EXERCISE AIM = Across the data below, how many lines hold "EMDR"? Answer with that number and nothing else.

Stored items from a collection
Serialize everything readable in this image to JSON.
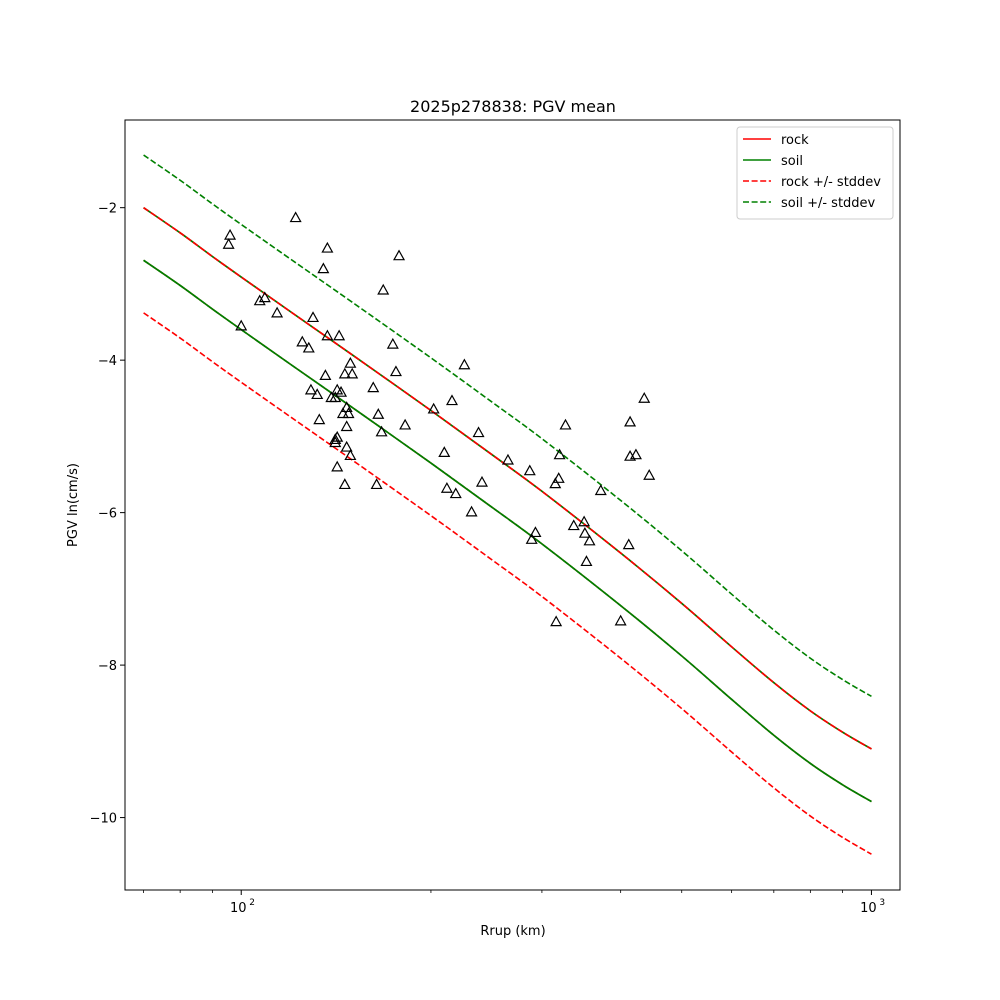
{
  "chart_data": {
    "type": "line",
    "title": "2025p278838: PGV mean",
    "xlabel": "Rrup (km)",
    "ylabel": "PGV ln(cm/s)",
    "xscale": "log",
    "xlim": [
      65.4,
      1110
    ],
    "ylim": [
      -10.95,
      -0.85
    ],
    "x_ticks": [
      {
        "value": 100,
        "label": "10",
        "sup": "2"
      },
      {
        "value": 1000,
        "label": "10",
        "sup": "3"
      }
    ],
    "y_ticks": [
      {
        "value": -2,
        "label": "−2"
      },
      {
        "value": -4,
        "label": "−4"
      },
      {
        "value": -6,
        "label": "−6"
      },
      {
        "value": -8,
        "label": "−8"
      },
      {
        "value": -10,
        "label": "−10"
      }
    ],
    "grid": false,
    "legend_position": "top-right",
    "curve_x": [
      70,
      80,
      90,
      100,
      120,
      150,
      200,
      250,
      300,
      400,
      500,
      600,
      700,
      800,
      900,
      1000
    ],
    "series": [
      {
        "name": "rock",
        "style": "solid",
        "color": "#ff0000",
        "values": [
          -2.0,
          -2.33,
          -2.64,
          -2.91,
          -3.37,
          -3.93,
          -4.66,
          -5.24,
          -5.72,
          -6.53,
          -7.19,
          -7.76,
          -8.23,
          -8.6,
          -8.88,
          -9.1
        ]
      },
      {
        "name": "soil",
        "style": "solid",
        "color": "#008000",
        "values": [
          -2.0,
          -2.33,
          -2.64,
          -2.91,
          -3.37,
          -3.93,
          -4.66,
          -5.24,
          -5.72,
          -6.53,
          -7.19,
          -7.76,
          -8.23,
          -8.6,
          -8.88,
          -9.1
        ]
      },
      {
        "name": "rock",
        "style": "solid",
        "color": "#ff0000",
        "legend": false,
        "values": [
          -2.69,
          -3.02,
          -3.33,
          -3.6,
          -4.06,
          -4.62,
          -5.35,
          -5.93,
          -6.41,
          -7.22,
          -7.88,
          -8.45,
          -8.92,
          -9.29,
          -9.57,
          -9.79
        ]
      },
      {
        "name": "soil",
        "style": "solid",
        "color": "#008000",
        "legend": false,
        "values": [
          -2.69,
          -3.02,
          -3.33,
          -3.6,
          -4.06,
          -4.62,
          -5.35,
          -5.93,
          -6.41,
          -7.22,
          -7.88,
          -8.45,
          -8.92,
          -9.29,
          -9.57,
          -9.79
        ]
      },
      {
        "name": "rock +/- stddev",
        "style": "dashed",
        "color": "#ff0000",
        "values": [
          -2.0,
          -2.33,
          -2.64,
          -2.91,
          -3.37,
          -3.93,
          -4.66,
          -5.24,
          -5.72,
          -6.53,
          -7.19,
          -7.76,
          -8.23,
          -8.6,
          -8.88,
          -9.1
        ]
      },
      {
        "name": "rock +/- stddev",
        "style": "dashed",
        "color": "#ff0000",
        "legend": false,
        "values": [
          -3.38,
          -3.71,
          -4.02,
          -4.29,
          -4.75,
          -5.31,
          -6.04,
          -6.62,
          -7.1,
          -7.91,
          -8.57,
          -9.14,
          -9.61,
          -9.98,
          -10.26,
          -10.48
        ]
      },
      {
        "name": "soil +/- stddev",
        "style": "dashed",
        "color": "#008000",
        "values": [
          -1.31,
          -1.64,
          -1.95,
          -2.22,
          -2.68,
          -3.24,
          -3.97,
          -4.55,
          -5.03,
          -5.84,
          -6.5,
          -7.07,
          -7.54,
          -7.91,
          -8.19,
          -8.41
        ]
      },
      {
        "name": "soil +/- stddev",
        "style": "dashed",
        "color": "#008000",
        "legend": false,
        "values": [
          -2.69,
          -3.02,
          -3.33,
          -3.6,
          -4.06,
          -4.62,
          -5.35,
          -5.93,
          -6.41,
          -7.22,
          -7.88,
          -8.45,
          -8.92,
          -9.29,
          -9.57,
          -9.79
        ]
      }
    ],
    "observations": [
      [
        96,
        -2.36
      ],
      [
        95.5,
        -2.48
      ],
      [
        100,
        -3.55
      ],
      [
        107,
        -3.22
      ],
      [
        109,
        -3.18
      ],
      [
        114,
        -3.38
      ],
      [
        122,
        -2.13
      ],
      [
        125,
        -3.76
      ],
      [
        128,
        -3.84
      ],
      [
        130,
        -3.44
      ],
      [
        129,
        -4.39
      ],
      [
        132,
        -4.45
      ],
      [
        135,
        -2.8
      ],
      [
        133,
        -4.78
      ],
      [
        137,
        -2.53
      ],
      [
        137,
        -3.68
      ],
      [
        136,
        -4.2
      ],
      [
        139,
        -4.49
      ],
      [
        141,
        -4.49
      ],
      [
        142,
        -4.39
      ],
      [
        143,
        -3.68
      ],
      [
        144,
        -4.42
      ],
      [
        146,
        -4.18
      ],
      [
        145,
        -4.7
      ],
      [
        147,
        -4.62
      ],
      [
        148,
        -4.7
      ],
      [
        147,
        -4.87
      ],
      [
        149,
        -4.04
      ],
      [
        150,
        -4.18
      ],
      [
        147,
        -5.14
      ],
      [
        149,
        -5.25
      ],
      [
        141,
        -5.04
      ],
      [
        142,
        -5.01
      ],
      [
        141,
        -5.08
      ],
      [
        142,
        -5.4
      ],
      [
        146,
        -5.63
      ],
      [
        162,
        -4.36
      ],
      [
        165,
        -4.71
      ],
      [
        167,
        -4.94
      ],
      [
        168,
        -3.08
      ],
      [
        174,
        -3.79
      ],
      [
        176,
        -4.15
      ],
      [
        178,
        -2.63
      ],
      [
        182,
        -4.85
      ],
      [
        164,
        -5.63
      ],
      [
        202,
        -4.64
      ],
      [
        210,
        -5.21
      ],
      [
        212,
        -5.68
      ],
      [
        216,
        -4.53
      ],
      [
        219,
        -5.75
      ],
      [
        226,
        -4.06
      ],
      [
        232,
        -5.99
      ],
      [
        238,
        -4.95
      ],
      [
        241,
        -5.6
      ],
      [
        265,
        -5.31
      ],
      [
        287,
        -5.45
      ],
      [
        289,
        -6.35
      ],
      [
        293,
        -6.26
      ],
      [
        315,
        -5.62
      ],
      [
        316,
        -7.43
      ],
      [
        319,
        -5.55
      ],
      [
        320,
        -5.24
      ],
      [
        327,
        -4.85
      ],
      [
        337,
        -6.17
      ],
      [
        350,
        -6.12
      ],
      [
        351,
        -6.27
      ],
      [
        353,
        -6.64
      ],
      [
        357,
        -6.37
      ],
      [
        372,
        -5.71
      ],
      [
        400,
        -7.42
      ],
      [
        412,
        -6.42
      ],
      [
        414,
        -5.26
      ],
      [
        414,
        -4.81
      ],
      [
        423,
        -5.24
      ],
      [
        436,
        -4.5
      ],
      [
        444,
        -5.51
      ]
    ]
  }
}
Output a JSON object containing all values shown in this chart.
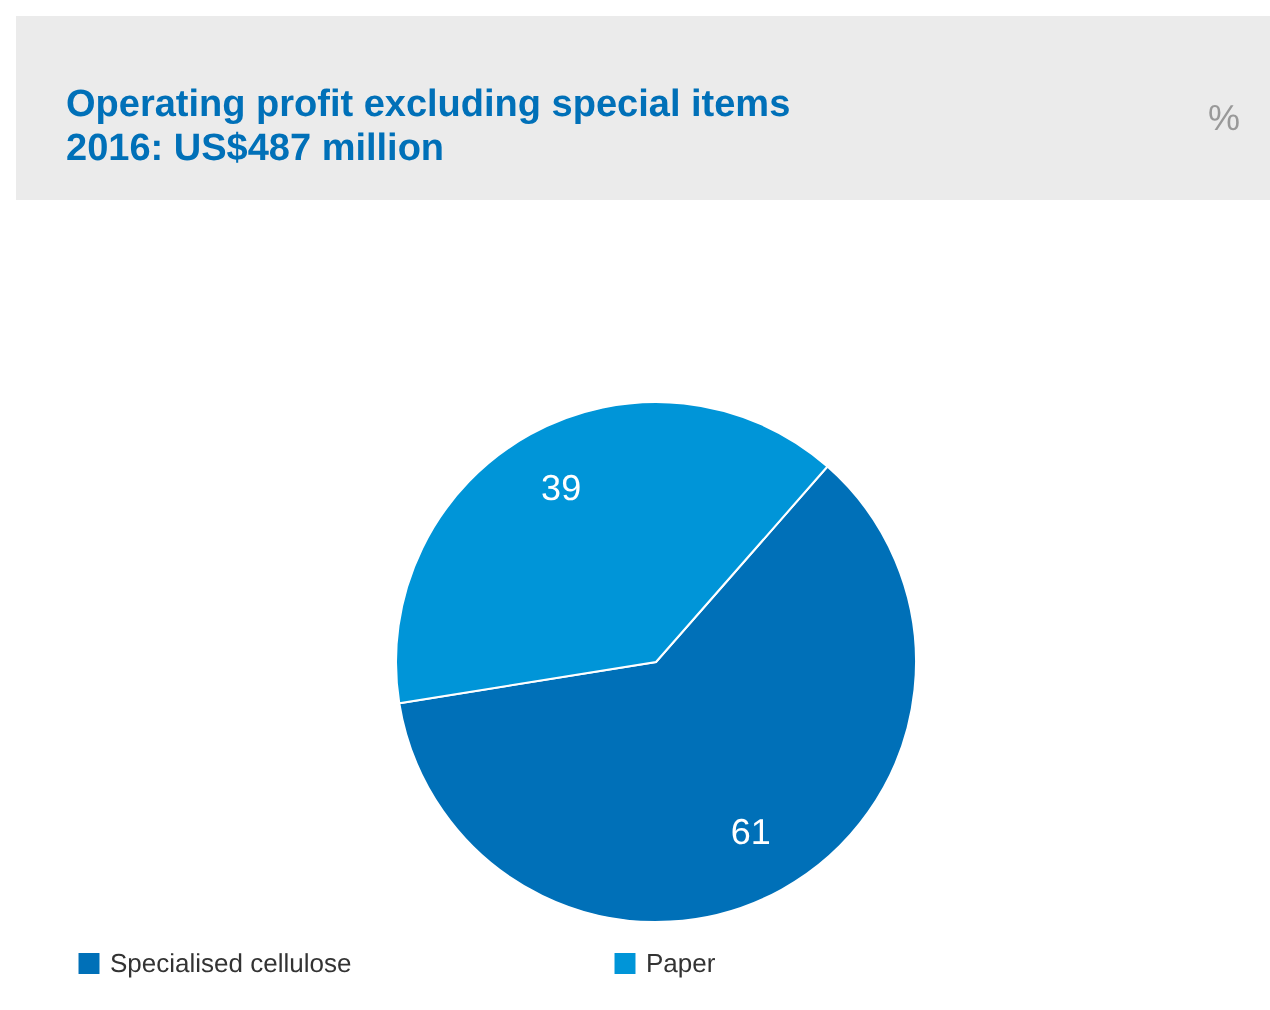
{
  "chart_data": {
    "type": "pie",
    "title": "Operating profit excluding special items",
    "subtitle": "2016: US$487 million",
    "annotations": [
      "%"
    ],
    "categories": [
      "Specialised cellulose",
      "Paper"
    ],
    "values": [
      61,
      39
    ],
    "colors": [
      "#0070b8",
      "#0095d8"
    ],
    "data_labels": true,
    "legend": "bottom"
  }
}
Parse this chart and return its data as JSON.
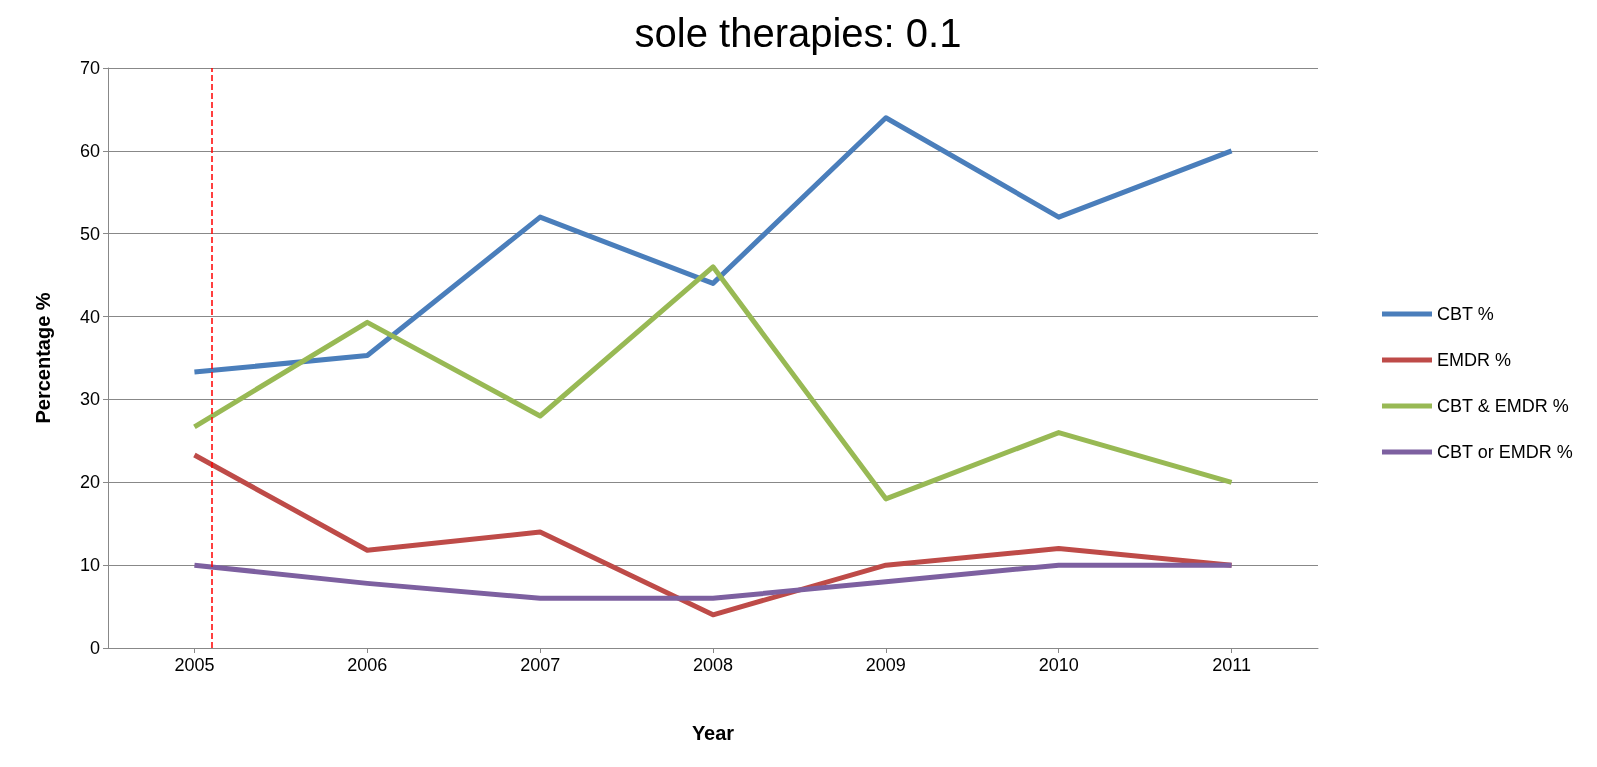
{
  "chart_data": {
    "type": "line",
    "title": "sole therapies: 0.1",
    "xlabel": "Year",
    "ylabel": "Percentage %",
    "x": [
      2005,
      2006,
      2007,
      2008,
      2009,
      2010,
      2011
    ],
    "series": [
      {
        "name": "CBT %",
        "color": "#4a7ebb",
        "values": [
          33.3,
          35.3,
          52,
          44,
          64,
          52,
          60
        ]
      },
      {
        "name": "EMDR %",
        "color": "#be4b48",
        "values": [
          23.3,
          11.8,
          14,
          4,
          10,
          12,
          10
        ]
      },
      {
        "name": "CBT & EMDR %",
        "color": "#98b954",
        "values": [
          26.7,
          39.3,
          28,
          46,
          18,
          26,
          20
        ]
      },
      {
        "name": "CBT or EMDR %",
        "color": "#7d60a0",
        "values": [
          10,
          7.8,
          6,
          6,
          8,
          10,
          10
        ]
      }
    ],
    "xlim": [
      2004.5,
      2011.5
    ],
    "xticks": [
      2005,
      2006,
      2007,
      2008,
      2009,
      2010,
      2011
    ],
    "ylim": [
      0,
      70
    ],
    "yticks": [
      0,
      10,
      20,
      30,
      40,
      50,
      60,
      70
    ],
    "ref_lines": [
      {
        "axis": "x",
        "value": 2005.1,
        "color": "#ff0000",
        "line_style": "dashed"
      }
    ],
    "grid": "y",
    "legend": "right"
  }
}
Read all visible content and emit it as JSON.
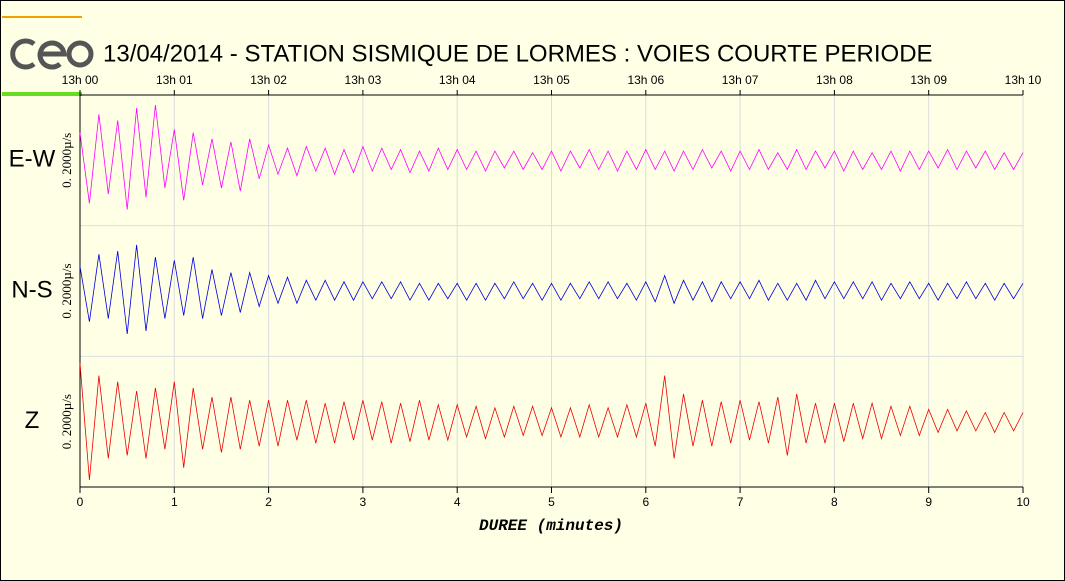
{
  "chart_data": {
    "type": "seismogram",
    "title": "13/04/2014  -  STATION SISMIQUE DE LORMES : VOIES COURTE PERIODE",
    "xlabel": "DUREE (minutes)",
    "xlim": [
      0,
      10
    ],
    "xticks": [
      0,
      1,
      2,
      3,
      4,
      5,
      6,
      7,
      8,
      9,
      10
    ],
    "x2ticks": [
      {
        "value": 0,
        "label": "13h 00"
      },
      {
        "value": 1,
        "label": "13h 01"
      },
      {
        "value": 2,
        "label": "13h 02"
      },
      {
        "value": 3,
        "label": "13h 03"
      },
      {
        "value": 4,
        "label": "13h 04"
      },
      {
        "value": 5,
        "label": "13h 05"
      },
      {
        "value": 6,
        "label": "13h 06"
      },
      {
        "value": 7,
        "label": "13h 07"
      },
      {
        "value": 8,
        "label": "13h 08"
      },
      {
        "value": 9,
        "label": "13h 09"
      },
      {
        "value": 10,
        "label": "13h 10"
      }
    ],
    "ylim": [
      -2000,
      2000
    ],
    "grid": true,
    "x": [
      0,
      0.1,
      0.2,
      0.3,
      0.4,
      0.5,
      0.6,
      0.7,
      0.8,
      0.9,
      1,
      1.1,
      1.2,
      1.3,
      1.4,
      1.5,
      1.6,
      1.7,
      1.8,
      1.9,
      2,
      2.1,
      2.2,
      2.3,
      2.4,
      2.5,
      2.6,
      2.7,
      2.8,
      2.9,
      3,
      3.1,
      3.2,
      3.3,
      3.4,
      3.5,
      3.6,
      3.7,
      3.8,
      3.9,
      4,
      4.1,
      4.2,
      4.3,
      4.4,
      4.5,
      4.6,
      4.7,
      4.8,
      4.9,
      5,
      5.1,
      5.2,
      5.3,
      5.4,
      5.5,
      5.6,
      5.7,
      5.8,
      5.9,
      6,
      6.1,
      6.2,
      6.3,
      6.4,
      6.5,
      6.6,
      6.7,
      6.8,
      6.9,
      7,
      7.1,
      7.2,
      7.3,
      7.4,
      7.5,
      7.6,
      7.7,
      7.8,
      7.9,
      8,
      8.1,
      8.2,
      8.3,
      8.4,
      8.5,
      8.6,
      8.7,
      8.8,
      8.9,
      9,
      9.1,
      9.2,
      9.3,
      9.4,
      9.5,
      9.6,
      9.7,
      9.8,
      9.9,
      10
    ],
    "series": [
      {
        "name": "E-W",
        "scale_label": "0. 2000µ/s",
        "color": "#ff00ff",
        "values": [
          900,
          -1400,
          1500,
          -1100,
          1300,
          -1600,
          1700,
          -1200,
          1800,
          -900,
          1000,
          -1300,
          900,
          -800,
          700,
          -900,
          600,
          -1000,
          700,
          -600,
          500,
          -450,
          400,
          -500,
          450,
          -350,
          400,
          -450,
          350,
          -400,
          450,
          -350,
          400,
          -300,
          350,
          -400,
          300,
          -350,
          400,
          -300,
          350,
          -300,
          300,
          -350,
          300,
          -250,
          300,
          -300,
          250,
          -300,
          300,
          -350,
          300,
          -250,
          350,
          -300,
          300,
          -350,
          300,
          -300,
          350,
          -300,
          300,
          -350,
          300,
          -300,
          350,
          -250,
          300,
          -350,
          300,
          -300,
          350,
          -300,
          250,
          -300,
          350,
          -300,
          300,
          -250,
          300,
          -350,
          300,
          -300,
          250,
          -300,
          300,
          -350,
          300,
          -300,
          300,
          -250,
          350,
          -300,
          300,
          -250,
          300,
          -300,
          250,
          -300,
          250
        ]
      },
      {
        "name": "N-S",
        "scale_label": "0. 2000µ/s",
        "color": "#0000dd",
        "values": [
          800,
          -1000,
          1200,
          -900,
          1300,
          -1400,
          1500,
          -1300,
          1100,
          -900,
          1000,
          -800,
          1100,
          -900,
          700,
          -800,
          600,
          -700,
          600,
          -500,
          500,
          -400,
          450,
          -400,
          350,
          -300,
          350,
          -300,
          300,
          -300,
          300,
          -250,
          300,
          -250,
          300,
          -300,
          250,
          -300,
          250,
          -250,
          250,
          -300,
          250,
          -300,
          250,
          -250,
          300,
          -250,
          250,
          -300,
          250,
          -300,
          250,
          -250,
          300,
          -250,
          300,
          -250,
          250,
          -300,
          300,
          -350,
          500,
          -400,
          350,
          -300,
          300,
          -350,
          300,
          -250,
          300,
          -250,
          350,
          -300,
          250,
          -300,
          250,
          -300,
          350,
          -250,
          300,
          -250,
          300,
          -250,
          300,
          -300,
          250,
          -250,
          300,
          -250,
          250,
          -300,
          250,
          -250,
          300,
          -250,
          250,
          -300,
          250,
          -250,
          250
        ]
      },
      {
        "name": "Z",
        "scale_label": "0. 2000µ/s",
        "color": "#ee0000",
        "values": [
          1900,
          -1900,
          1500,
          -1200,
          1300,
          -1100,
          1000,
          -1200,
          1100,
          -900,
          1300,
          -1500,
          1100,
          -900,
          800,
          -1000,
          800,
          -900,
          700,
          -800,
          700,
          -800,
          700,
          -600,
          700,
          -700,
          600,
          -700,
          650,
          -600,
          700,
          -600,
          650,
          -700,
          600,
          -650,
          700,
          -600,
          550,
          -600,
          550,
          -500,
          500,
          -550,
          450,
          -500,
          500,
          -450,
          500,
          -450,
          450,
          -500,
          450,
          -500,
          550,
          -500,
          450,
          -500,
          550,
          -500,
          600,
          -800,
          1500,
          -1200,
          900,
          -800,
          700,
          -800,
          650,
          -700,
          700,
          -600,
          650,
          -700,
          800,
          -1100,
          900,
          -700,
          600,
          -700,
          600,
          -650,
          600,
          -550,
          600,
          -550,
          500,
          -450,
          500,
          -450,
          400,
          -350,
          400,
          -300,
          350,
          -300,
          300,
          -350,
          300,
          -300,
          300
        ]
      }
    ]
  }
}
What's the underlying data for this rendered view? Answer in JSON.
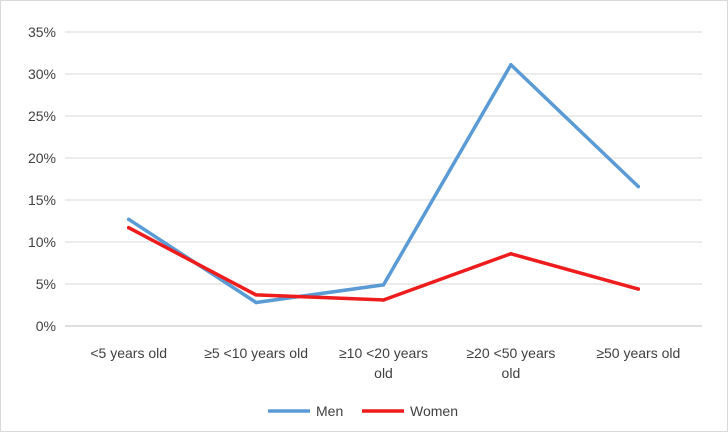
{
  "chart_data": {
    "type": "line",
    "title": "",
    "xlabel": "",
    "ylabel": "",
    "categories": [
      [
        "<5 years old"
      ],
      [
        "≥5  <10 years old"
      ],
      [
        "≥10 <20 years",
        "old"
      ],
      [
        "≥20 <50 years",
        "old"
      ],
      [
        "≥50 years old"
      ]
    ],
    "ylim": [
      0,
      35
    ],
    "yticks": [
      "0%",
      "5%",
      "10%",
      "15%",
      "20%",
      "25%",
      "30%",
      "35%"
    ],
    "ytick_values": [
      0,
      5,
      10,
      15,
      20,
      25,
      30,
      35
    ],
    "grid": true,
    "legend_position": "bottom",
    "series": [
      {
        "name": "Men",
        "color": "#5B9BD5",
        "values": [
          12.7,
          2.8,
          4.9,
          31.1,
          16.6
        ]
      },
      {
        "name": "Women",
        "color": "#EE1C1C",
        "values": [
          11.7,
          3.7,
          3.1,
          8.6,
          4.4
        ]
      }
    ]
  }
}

RESPONSE TO THIS TASK = 3